Count how many lines include "Wales" and answer with that number only.

### Record extracts

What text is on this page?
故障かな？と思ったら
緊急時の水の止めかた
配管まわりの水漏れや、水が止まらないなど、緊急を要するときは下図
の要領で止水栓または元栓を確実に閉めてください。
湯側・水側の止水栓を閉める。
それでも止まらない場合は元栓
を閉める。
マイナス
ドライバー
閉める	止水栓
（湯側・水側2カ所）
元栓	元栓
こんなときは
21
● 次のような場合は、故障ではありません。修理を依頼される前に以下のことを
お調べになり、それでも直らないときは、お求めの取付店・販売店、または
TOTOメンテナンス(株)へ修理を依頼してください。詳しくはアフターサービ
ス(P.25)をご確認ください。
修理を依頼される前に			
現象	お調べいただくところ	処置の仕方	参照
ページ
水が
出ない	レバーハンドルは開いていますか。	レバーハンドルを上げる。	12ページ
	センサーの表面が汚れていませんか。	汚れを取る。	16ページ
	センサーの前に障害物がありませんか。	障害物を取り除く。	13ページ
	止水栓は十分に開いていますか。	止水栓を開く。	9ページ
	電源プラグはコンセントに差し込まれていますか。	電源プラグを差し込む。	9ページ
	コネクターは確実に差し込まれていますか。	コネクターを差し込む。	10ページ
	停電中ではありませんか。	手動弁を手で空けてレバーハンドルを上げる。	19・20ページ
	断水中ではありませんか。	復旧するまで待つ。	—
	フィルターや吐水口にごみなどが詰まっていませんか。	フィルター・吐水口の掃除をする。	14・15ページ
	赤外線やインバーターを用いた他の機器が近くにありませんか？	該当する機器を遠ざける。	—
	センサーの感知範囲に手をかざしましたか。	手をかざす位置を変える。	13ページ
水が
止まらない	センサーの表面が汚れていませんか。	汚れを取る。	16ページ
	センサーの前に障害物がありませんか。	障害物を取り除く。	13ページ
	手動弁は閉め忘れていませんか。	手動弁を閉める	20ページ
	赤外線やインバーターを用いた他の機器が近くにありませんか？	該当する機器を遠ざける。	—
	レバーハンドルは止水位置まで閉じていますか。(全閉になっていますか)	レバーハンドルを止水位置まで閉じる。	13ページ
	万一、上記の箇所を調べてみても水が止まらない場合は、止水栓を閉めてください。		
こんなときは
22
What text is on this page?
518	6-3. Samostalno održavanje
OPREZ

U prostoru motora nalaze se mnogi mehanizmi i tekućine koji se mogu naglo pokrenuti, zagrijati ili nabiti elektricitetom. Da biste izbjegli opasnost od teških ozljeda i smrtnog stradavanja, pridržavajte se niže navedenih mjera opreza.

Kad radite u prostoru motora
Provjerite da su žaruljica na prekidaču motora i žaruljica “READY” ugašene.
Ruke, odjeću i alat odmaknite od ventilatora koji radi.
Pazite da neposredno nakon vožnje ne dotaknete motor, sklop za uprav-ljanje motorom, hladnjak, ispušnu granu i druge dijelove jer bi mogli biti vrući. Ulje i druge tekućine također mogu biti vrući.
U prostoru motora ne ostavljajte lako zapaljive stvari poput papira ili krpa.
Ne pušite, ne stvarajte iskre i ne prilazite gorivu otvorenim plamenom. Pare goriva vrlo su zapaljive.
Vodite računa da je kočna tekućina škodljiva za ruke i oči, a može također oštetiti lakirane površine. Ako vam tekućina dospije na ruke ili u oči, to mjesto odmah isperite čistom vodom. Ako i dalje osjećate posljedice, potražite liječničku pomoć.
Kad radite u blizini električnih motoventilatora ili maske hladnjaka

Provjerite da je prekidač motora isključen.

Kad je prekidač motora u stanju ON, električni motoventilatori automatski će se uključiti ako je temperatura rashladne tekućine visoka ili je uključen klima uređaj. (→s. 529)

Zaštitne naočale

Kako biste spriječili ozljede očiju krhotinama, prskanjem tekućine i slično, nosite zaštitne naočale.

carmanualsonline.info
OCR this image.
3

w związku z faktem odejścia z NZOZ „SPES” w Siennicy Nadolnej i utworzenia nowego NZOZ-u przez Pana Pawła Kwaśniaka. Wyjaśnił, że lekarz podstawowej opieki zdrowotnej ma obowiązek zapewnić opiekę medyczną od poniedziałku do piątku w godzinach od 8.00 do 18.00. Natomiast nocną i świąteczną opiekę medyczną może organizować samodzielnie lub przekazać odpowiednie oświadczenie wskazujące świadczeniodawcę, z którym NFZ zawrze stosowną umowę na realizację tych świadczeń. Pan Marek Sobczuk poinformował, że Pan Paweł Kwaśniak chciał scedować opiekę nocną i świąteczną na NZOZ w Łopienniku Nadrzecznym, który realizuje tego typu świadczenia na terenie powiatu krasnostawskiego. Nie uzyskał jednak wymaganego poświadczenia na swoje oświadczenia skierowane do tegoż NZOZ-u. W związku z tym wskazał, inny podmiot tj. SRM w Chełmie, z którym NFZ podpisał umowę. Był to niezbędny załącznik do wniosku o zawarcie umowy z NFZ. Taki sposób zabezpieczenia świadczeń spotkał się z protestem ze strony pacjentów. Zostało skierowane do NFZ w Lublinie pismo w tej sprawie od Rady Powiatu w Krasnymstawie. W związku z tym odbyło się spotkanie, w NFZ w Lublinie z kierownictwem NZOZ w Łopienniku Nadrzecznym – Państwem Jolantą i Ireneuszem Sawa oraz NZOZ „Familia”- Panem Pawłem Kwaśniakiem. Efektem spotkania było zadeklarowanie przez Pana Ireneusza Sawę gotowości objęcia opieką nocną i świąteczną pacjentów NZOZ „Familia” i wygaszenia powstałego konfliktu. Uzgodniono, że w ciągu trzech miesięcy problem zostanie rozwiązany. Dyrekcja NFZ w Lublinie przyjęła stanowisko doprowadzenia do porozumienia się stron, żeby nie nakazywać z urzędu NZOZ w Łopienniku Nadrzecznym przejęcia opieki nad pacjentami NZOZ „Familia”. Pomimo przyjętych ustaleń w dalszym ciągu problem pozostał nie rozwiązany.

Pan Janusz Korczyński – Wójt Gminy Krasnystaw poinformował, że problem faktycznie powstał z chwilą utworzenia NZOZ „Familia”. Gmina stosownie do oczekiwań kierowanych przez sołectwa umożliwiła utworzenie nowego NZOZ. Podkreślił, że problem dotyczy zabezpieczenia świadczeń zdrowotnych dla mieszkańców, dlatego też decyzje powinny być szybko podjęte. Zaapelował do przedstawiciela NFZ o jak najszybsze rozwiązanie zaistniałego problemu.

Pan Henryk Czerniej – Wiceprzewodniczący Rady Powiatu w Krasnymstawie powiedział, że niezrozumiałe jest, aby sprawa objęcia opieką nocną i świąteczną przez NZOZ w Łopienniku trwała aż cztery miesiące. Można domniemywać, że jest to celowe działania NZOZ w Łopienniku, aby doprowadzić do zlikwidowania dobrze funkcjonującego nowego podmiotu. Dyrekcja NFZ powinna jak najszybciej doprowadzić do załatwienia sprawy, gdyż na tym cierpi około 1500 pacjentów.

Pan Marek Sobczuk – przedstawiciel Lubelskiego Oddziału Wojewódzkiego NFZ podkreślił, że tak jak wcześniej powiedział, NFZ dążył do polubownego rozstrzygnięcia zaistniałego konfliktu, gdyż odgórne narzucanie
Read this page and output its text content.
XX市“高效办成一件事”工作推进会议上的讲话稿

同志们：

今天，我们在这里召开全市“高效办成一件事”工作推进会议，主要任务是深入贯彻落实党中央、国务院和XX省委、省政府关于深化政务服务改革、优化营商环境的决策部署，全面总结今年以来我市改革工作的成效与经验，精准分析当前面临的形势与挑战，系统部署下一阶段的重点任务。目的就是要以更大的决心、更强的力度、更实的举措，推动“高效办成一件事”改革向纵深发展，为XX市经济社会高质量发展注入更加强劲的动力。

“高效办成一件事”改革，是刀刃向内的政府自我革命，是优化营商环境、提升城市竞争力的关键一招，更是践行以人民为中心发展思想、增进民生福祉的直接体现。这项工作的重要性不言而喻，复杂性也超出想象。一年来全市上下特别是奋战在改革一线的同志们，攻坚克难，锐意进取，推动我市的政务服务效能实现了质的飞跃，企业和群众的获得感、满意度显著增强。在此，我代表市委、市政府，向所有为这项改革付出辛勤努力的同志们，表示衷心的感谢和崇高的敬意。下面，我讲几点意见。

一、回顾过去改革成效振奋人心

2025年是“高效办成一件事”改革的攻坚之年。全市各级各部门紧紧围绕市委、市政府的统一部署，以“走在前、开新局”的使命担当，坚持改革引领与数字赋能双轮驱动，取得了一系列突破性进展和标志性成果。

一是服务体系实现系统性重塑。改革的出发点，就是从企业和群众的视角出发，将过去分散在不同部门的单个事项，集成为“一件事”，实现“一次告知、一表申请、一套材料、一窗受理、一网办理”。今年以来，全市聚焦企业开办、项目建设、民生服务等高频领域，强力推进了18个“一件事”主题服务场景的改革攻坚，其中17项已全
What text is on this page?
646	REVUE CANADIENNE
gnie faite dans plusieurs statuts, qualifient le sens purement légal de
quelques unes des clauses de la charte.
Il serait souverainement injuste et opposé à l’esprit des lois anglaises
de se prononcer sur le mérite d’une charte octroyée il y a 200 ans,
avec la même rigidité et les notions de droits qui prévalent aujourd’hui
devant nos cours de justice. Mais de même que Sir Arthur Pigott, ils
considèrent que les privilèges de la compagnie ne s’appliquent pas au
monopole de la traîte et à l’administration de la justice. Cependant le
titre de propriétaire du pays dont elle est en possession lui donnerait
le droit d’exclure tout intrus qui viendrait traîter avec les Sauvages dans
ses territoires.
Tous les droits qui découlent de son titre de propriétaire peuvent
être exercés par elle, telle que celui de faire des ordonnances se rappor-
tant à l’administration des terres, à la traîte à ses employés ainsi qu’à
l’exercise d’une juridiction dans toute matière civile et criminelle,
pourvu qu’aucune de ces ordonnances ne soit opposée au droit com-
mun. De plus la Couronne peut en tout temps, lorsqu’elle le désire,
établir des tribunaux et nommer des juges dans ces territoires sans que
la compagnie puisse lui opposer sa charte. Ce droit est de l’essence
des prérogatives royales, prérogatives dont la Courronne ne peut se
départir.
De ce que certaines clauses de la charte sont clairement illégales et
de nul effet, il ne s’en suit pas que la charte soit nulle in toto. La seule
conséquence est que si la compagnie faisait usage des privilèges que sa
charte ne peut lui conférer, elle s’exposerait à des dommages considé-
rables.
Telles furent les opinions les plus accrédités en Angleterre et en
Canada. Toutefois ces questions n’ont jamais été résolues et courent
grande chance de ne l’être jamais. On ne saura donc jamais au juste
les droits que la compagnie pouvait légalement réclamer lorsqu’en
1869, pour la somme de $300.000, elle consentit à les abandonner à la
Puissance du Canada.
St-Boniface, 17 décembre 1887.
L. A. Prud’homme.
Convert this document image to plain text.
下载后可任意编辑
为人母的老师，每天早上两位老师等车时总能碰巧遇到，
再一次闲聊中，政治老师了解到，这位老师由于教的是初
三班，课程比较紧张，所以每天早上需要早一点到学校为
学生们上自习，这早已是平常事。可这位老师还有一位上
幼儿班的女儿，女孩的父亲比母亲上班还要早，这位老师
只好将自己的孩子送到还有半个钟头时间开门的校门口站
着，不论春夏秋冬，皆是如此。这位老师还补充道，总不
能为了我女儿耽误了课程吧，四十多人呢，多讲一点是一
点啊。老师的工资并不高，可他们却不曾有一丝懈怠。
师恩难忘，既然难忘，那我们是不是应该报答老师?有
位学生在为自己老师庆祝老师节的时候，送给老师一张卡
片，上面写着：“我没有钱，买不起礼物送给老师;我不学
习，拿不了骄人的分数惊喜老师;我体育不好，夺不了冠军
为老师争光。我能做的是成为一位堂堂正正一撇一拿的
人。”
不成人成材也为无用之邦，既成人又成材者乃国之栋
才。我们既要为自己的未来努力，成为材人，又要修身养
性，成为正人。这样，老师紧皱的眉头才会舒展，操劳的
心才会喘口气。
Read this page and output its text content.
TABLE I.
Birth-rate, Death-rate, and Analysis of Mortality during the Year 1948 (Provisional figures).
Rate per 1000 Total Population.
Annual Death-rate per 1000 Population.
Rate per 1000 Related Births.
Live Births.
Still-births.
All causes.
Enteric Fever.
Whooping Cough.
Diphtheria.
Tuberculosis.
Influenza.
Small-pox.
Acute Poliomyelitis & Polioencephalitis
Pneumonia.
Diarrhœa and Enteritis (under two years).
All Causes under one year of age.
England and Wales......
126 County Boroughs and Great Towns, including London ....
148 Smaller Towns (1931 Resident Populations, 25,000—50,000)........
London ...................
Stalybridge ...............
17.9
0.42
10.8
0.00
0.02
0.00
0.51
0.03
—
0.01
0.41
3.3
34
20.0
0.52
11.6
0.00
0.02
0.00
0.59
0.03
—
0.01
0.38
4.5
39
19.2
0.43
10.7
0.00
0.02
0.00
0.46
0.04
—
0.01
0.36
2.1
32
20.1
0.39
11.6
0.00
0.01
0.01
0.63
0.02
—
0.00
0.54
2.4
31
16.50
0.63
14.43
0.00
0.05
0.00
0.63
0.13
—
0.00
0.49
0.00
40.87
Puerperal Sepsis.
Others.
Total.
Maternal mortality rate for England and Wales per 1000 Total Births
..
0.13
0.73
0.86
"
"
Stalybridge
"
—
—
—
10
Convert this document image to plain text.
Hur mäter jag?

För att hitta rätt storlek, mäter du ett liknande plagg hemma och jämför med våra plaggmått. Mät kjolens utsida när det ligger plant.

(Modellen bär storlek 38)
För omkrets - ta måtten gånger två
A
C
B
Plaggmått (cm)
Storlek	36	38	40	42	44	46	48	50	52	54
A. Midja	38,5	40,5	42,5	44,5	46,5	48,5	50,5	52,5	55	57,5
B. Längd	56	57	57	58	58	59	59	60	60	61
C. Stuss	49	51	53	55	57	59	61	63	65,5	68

######

> [Solution to this exercise]:
2